**THE REQUEST**
Copy out the lines of the records that begin at the line containing "breakdown-value: -21 623" and stop after the line containing "check-icon: ✓: [2166, 1420, 2186, 1447]", keeping each one unchanged.

**INFORMATION SHOWN**
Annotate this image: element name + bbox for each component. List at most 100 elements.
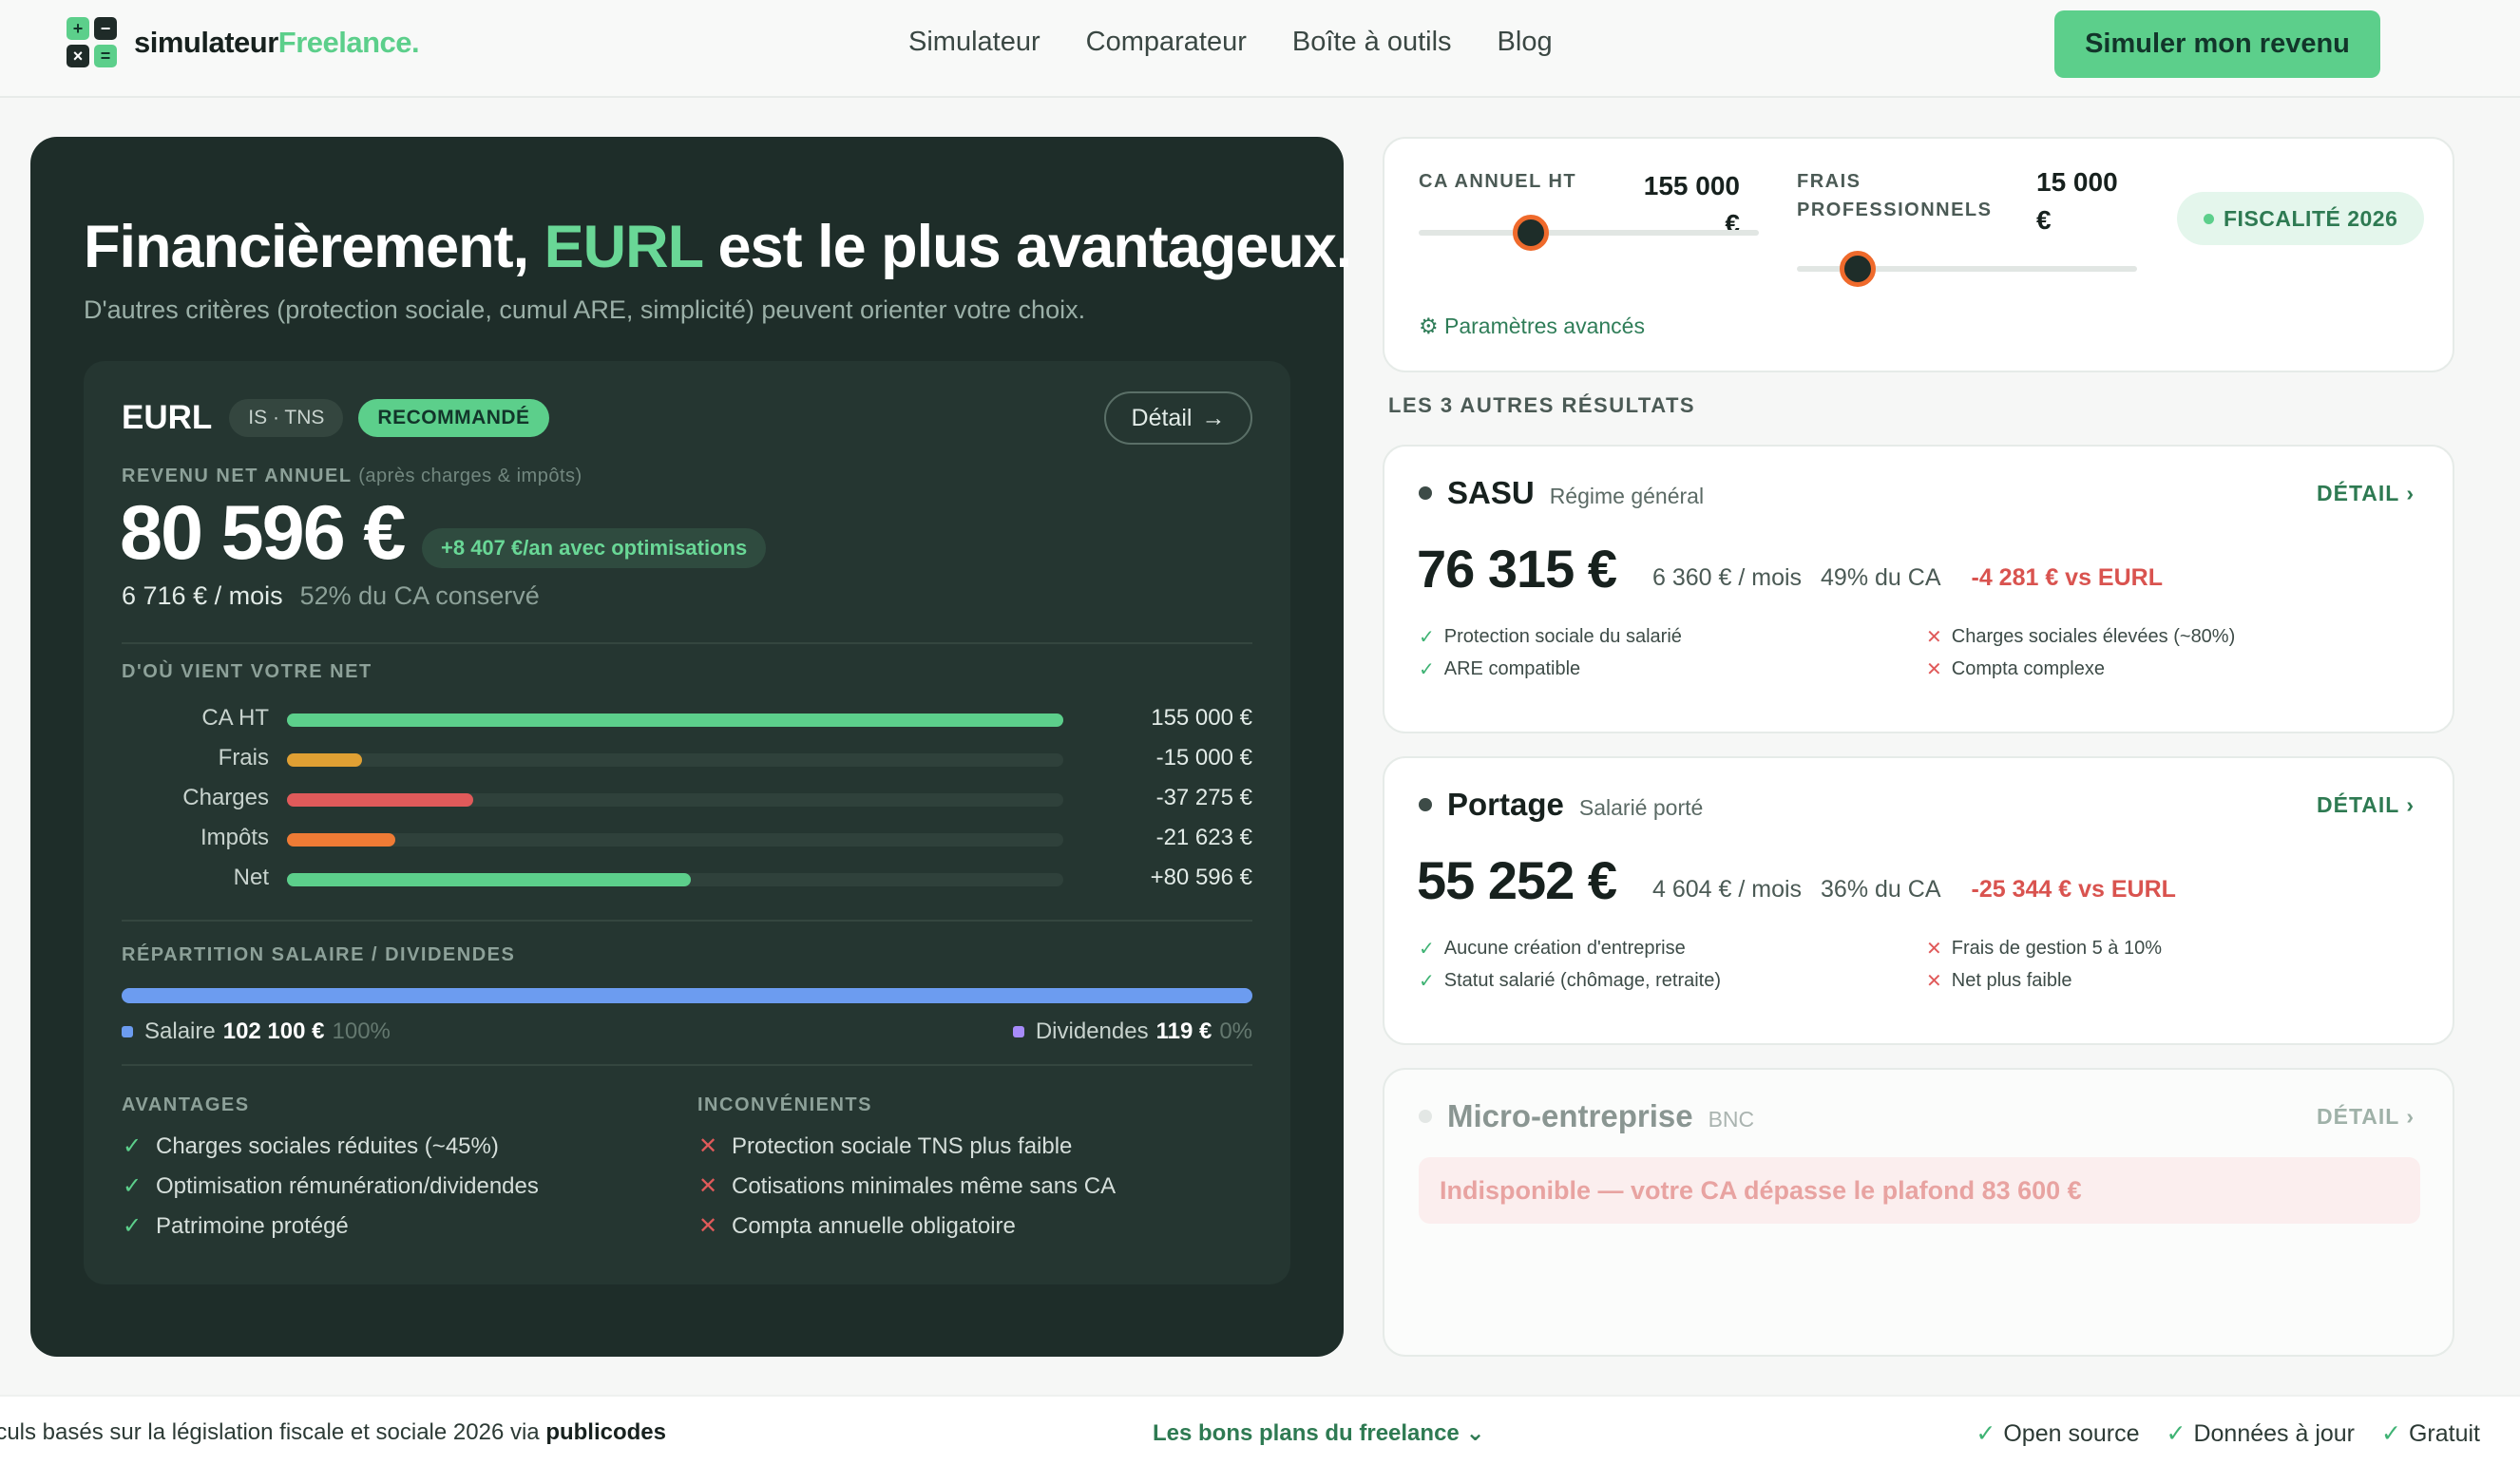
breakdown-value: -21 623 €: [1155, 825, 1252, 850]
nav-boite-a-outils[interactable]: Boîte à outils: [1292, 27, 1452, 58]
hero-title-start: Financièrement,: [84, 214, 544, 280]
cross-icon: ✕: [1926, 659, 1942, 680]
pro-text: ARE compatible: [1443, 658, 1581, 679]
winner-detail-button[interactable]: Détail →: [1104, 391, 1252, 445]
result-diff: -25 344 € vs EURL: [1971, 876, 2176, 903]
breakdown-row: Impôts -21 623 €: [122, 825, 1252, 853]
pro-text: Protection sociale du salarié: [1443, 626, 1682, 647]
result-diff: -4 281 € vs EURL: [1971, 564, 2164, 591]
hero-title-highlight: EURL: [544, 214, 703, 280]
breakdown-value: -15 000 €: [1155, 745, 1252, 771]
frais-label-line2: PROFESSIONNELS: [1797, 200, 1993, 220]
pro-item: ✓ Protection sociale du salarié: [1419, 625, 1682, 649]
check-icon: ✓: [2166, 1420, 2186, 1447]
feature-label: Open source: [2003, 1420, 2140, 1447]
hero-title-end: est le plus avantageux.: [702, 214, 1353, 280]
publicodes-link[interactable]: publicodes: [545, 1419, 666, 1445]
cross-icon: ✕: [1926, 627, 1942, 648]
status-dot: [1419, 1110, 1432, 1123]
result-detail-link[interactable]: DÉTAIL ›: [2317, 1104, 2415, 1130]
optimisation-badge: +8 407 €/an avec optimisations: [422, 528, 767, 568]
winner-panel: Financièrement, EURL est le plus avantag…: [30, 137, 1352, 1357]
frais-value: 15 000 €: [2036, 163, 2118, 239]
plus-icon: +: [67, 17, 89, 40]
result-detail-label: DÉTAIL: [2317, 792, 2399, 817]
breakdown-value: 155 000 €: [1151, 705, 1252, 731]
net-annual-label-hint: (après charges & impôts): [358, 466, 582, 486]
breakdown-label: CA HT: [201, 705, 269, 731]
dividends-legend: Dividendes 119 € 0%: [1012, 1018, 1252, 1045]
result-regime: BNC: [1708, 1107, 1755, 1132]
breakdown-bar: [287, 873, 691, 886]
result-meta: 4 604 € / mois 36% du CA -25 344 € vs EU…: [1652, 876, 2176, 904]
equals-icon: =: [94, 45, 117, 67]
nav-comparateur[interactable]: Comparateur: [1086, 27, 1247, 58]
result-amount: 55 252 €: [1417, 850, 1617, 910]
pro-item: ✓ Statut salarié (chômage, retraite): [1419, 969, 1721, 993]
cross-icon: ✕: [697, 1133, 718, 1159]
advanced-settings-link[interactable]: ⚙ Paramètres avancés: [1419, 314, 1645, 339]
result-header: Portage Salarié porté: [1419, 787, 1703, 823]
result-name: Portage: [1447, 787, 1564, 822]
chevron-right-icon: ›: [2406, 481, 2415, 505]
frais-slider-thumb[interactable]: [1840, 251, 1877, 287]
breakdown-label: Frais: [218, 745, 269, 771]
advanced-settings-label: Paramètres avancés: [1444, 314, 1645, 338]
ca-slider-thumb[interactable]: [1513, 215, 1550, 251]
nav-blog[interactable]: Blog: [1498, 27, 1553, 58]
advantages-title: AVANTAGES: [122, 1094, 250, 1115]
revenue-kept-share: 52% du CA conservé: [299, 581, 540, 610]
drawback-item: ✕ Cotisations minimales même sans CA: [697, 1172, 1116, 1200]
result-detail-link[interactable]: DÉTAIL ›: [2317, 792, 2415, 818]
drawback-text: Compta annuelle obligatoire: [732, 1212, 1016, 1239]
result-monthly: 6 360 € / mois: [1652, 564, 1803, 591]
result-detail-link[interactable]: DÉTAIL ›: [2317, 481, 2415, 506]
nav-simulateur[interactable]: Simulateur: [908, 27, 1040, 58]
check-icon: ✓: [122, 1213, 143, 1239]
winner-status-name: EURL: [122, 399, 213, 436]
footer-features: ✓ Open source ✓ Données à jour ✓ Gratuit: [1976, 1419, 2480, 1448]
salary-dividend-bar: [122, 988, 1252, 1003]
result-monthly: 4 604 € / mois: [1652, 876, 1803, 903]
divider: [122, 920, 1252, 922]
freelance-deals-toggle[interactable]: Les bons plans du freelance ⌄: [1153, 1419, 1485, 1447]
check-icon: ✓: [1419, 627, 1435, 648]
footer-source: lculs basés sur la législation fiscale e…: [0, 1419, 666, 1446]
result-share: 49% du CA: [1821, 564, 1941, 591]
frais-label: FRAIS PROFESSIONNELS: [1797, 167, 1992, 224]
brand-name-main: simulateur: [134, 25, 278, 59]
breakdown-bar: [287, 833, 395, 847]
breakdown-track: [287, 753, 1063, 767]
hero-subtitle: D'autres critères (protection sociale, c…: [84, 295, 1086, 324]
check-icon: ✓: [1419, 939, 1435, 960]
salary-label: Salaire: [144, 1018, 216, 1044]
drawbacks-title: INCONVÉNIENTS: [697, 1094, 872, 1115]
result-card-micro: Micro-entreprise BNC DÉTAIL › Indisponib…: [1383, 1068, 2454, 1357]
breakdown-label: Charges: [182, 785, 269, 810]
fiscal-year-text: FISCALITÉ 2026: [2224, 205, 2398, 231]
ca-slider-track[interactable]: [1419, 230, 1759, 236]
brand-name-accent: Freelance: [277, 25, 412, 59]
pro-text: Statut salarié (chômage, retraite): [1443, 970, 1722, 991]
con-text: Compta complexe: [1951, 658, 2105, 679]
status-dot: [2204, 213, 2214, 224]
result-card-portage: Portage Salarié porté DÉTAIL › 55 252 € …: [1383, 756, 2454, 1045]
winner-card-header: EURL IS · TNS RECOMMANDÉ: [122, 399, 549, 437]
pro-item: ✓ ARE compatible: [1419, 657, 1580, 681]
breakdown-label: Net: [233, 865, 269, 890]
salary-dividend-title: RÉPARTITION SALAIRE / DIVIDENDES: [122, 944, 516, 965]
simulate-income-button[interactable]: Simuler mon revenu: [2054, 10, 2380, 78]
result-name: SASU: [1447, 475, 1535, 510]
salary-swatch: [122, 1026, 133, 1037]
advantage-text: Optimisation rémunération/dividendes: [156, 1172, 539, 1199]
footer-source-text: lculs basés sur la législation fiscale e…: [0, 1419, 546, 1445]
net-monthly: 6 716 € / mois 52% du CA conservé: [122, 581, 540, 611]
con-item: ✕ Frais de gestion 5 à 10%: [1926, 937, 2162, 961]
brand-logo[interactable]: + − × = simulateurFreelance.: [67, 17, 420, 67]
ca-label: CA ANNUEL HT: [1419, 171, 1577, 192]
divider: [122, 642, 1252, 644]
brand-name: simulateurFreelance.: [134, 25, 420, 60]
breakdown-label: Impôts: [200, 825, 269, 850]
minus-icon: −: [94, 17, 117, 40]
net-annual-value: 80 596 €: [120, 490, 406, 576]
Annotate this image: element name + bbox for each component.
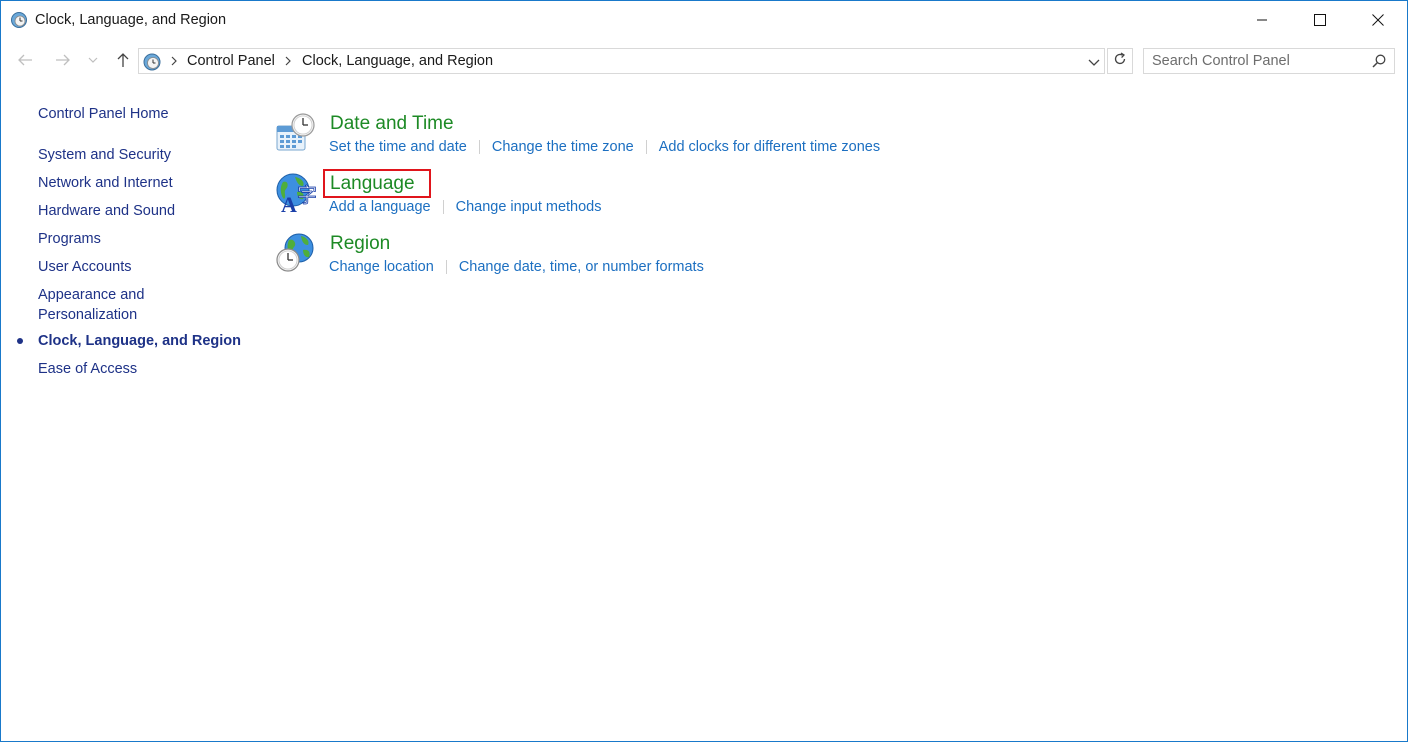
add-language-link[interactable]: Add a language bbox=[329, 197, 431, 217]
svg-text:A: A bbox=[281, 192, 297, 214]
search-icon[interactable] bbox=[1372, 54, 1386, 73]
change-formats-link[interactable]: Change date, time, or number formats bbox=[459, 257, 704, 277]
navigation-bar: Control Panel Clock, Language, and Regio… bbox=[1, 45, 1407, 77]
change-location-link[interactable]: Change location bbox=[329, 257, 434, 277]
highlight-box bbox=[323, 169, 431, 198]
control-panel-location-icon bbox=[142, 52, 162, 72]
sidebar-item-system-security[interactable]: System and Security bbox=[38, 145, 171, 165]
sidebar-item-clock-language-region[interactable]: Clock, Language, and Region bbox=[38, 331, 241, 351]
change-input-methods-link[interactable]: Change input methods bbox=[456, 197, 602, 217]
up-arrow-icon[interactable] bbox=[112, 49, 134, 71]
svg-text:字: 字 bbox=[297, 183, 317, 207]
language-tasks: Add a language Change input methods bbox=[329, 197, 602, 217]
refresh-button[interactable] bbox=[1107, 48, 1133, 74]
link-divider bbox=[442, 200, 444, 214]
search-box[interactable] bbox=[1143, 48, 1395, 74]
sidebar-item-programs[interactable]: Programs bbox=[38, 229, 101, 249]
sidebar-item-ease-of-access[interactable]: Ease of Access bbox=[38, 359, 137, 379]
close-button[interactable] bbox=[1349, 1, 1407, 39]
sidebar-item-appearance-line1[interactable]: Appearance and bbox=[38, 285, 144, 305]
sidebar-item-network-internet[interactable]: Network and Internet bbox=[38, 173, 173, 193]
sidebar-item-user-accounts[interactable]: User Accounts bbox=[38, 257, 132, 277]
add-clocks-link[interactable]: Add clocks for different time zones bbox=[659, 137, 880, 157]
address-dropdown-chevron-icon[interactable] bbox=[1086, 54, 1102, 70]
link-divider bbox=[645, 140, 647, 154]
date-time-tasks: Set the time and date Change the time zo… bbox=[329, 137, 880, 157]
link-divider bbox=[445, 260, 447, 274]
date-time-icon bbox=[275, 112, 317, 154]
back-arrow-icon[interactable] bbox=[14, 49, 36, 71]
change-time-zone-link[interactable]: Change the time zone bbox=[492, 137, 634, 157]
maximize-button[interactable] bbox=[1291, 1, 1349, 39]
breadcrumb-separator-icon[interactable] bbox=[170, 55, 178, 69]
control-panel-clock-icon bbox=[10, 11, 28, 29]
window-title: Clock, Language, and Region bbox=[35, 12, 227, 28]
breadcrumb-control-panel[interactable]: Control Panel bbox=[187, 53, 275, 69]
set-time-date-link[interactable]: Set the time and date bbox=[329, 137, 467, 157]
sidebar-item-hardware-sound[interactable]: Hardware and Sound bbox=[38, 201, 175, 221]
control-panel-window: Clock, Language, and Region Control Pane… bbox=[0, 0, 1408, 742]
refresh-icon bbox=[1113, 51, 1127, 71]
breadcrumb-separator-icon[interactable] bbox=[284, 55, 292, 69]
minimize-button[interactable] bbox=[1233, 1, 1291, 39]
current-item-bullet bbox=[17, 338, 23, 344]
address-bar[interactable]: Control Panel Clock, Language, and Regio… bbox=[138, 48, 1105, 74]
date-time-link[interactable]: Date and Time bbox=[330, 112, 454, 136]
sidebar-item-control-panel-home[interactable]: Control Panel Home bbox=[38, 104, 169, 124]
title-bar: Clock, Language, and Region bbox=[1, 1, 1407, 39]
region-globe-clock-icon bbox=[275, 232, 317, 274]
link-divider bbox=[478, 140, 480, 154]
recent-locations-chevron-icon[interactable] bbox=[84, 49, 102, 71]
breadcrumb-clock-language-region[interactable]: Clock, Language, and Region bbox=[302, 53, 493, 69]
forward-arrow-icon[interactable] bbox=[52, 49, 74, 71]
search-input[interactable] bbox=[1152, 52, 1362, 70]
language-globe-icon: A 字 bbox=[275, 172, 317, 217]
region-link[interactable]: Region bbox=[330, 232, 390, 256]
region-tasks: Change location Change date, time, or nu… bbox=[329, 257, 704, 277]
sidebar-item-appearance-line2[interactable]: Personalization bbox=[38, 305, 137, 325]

**SOLVED PROBLEM**
breakdown-value: -21 623 €: [1155, 825, 1252, 850]
nav-boite-a-outils[interactable]: Boîte à outils: [1292, 27, 1452, 58]
hero-title-start: Financièrement,: [84, 214, 544, 280]
cross-icon: ✕: [1926, 659, 1942, 680]
pro-text: ARE compatible: [1443, 658, 1581, 679]
winner-detail-button[interactable]: Détail →: [1104, 391, 1252, 445]
result-diff: -25 344 € vs EURL: [1971, 876, 2176, 903]
breakdown-row: Impôts -21 623 €: [122, 825, 1252, 853]
pro-text: Protection sociale du salarié: [1443, 626, 1682, 647]
result-diff: -4 281 € vs EURL: [1971, 564, 2164, 591]
hero-title-highlight: EURL: [544, 214, 703, 280]
breakdown-value: -15 000 €: [1155, 745, 1252, 771]
frais-label-line2: PROFESSIONNELS: [1797, 200, 1993, 220]
pro-item: ✓ Protection sociale du salarié: [1419, 625, 1682, 649]
check-icon: ✓: [2166, 1420, 2186, 1447]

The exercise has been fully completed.